▶ [Set problem]:
Pictures within the data are to be left out; everything else must be reproduced exactly.

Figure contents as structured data
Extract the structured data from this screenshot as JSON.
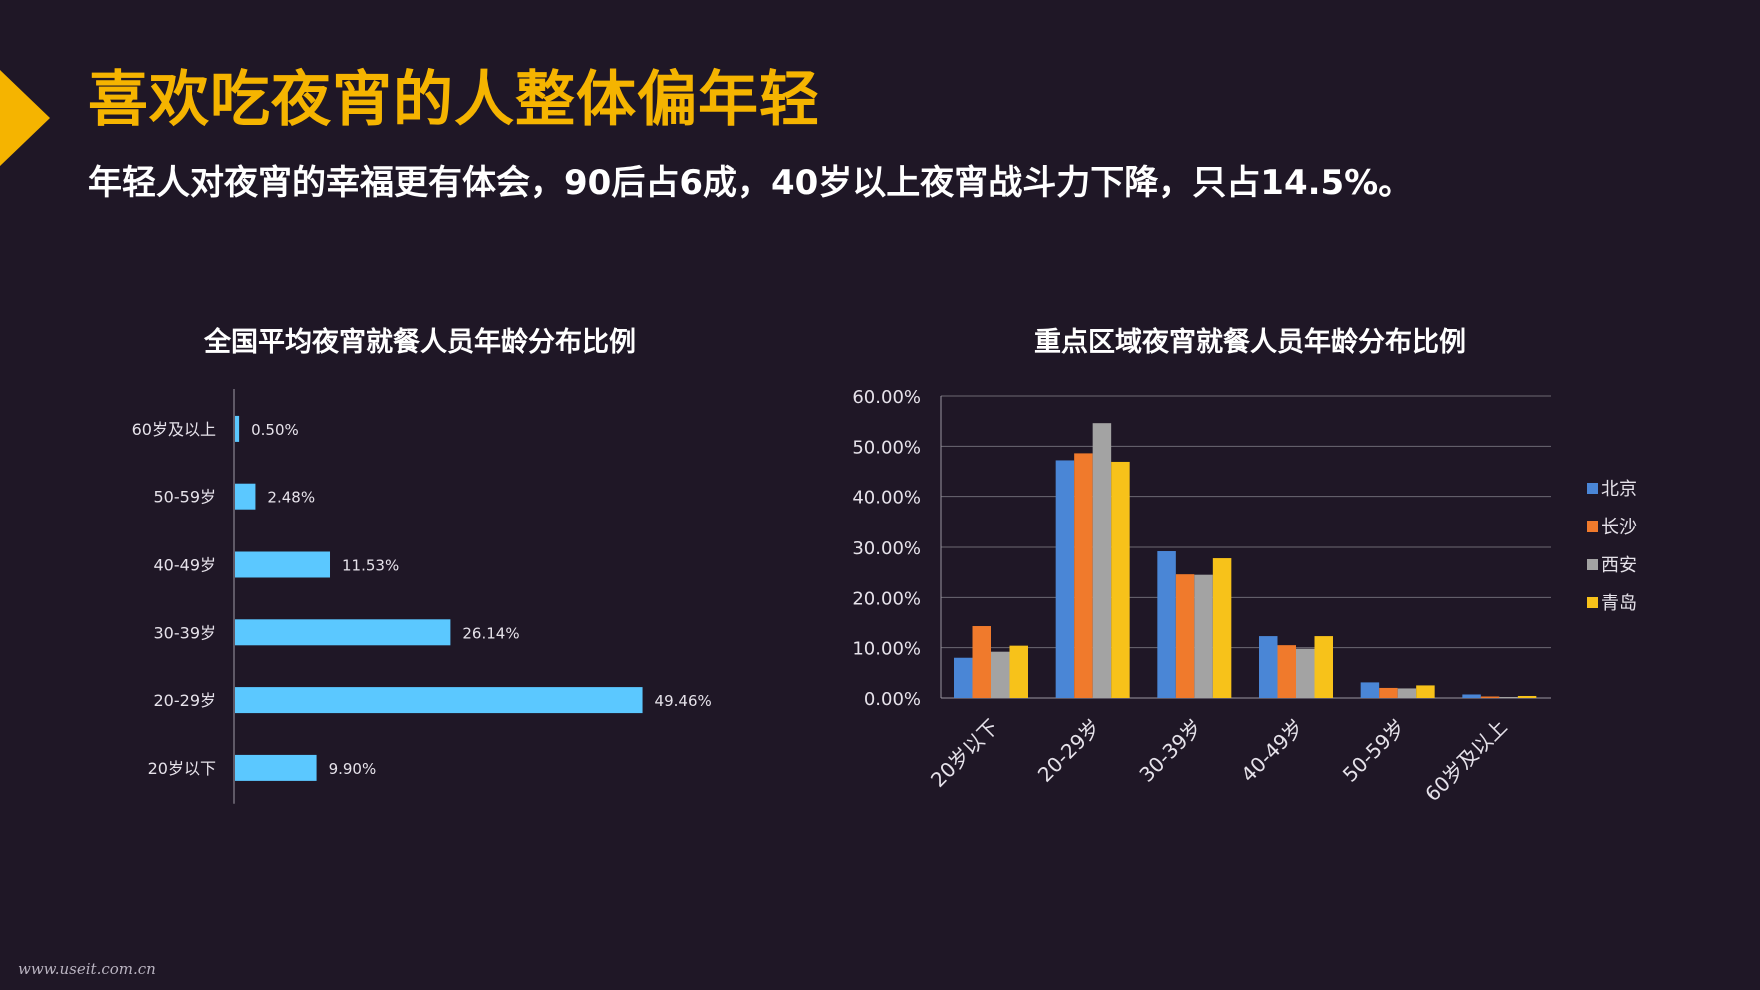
{
  "header": {
    "title": "喜欢吃夜宵的人整体偏年轻",
    "subtitle": "年轻人对夜宵的幸福更有体会，90后占6成，40岁以上夜宵战斗力下降，只占14.5%。"
  },
  "colors": {
    "background": "#1f1726",
    "accent": "#f5b400",
    "bar_national": "#5bc8ff"
  },
  "watermark": "www.useit.com.cn",
  "chart_data": [
    {
      "type": "bar",
      "orientation": "horizontal",
      "title": "全国平均夜宵就餐人员年龄分布比例",
      "categories": [
        "60岁及以上",
        "50-59岁",
        "40-49岁",
        "30-39岁",
        "20-29岁",
        "20岁以下"
      ],
      "values": [
        0.5,
        2.48,
        11.53,
        26.14,
        49.46,
        9.9
      ],
      "data_labels": [
        "0.50%",
        "2.48%",
        "11.53%",
        "26.14%",
        "49.46%",
        "9.90%"
      ],
      "xlim": [
        0,
        50
      ],
      "grid": false
    },
    {
      "type": "bar",
      "title": "重点区域夜宵就餐人员年龄分布比例",
      "categories": [
        "20岁以下",
        "20-29岁",
        "30-39岁",
        "40-49岁",
        "50-59岁",
        "60岁及以上"
      ],
      "series": [
        {
          "name": "北京",
          "color": "#4a86d6",
          "values": [
            8.0,
            47.2,
            29.2,
            12.3,
            3.1,
            0.7
          ]
        },
        {
          "name": "长沙",
          "color": "#f07a2c",
          "values": [
            14.3,
            48.6,
            24.6,
            10.5,
            2.0,
            0.3
          ]
        },
        {
          "name": "西安",
          "color": "#a3a3a3",
          "values": [
            9.2,
            54.6,
            24.5,
            9.8,
            1.9,
            0.2
          ]
        },
        {
          "name": "青岛",
          "color": "#f7c21a",
          "values": [
            10.4,
            46.9,
            27.8,
            12.3,
            2.5,
            0.4
          ]
        }
      ],
      "ylim": [
        0,
        60
      ],
      "yticks": [
        0,
        10,
        20,
        30,
        40,
        50,
        60
      ],
      "ytick_labels": [
        "0.00%",
        "10.00%",
        "20.00%",
        "30.00%",
        "40.00%",
        "50.00%",
        "60.00%"
      ],
      "grid": true,
      "legend": "right"
    }
  ]
}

▶ [Expected output]:
Extract the structured data from this screenshot as JSON.
{
  "header": {
    "title": "喜欢吃夜宵的人整体偏年轻",
    "subtitle": "年轻人对夜宵的幸福更有体会，90后占6成，40岁以上夜宵战斗力下降，只占14.5%。"
  },
  "colors": {
    "background": "#1f1726",
    "accent": "#f5b400",
    "bar_national": "#5bc8ff"
  },
  "watermark": "www.useit.com.cn",
  "chart_data": [
    {
      "type": "bar",
      "orientation": "horizontal",
      "title": "全国平均夜宵就餐人员年龄分布比例",
      "categories": [
        "60岁及以上",
        "50-59岁",
        "40-49岁",
        "30-39岁",
        "20-29岁",
        "20岁以下"
      ],
      "values": [
        0.5,
        2.48,
        11.53,
        26.14,
        49.46,
        9.9
      ],
      "data_labels": [
        "0.50%",
        "2.48%",
        "11.53%",
        "26.14%",
        "49.46%",
        "9.90%"
      ],
      "xlim": [
        0,
        50
      ],
      "grid": false
    },
    {
      "type": "bar",
      "title": "重点区域夜宵就餐人员年龄分布比例",
      "categories": [
        "20岁以下",
        "20-29岁",
        "30-39岁",
        "40-49岁",
        "50-59岁",
        "60岁及以上"
      ],
      "series": [
        {
          "name": "北京",
          "color": "#4a86d6",
          "values": [
            8.0,
            47.2,
            29.2,
            12.3,
            3.1,
            0.7
          ]
        },
        {
          "name": "长沙",
          "color": "#f07a2c",
          "values": [
            14.3,
            48.6,
            24.6,
            10.5,
            2.0,
            0.3
          ]
        },
        {
          "name": "西安",
          "color": "#a3a3a3",
          "values": [
            9.2,
            54.6,
            24.5,
            9.8,
            1.9,
            0.2
          ]
        },
        {
          "name": "青岛",
          "color": "#f7c21a",
          "values": [
            10.4,
            46.9,
            27.8,
            12.3,
            2.5,
            0.4
          ]
        }
      ],
      "ylim": [
        0,
        60
      ],
      "yticks": [
        0,
        10,
        20,
        30,
        40,
        50,
        60
      ],
      "ytick_labels": [
        "0.00%",
        "10.00%",
        "20.00%",
        "30.00%",
        "40.00%",
        "50.00%",
        "60.00%"
      ],
      "grid": true,
      "legend": "right"
    }
  ]
}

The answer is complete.